EXERCISE BRIEF:
In the entries below, count every line with the string "JSON". State the count and nothing else.

DATA RECORDS:
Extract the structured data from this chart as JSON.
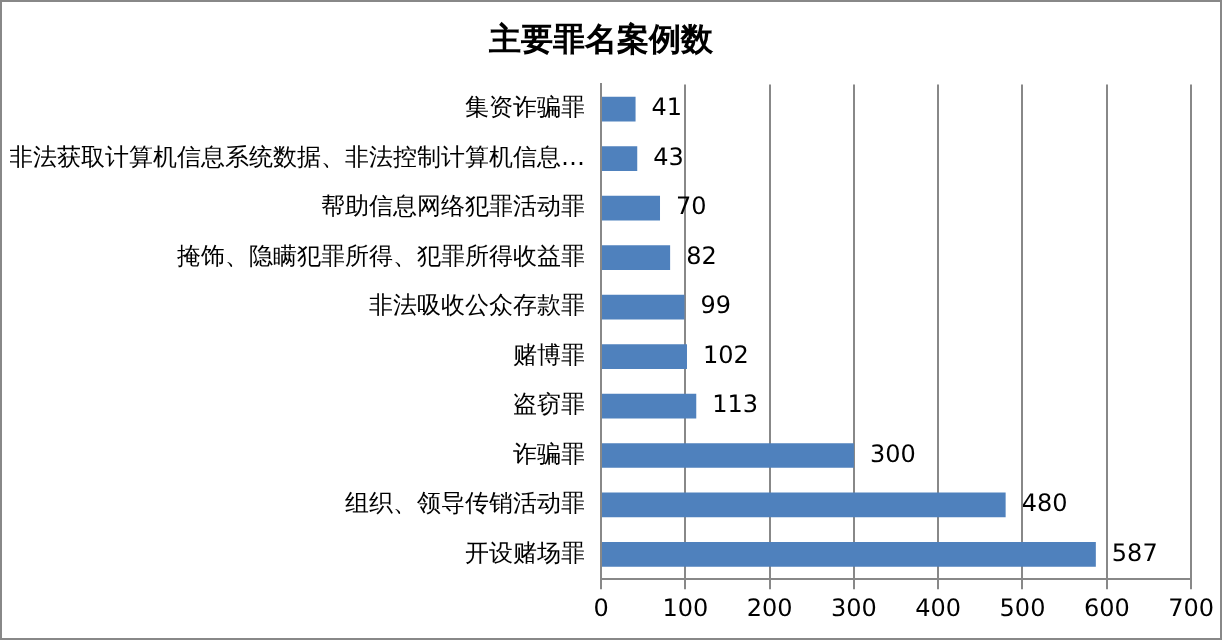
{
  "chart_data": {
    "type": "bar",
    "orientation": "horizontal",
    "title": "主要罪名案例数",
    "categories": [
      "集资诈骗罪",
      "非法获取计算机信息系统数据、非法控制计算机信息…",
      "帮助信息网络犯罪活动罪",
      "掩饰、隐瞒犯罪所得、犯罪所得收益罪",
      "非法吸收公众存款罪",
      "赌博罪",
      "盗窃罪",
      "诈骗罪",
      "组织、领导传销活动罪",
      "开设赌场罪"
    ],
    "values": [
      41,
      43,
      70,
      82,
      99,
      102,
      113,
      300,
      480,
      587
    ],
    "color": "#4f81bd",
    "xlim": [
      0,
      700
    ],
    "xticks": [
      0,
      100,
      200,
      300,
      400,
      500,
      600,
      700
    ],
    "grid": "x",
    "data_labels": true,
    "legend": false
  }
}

...

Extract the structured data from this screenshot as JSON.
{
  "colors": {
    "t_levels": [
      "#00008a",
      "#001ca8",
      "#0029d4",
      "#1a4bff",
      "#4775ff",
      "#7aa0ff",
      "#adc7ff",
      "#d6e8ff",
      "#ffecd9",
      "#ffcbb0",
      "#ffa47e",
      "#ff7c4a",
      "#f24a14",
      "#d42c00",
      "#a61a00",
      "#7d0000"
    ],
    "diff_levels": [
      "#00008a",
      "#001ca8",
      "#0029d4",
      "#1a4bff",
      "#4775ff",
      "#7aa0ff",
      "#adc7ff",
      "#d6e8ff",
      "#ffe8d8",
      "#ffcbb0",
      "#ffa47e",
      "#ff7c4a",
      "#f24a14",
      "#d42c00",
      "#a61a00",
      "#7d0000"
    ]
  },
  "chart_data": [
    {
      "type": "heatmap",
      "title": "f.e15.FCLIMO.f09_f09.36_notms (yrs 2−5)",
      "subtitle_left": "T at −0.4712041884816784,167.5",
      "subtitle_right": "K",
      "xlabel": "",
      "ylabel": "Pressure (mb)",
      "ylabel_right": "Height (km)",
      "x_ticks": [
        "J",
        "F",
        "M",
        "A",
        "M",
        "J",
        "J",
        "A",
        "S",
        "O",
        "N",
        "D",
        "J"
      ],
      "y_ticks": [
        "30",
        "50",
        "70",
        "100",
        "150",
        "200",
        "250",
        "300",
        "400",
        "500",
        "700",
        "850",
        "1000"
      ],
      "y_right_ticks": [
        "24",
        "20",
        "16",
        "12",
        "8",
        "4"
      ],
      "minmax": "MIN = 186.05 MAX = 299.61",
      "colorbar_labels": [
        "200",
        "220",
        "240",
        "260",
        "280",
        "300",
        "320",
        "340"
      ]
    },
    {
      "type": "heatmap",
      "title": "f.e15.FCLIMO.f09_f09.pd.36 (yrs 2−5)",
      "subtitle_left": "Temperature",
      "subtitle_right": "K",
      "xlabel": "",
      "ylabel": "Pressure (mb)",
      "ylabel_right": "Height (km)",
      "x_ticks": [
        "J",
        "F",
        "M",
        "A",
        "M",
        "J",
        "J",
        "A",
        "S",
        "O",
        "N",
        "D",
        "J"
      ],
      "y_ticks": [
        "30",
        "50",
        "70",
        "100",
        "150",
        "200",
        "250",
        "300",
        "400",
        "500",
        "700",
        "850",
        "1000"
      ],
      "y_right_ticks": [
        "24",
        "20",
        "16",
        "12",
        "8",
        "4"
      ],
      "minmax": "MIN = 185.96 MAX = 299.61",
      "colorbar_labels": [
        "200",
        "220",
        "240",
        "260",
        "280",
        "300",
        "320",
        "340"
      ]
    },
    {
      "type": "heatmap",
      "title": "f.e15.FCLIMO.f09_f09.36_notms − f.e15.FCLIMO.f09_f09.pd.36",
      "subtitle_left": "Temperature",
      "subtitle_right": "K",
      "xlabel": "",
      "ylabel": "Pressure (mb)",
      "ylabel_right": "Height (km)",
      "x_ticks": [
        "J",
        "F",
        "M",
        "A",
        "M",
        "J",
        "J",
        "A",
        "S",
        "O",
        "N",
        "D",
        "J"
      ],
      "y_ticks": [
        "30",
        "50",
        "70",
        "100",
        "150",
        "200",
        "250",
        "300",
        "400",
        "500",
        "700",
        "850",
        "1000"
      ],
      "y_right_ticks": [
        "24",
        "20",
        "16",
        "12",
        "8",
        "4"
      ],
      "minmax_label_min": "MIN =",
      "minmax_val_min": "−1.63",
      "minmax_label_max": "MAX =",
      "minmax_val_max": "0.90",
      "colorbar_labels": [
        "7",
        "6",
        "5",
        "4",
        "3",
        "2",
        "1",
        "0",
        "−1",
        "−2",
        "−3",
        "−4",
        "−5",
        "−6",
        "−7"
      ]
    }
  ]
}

TASK OUTPUT:
2